#### [Task]
From the entries below, gather each line containing the word "ylabel".

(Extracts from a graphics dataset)

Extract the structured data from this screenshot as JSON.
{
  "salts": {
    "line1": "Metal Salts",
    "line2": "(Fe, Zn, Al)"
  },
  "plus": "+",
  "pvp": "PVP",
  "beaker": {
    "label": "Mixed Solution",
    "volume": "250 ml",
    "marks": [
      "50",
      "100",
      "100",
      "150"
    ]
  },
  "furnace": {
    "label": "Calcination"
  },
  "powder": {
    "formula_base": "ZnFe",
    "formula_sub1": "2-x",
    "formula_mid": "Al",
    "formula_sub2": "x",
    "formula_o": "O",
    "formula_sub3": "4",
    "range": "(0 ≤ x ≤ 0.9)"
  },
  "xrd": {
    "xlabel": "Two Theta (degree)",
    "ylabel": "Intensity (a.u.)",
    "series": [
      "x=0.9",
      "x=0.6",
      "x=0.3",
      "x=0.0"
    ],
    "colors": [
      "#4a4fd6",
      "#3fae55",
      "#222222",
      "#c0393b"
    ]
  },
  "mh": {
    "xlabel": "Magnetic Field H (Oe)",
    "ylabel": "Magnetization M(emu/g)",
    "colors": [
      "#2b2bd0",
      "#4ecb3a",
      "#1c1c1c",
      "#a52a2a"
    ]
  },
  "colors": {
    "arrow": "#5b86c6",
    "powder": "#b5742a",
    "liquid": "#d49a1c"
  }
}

#### [Result for this task]
    "ylabel": "Intensity (a.u.)",
    "ylabel": "Magnetization M(emu/g)",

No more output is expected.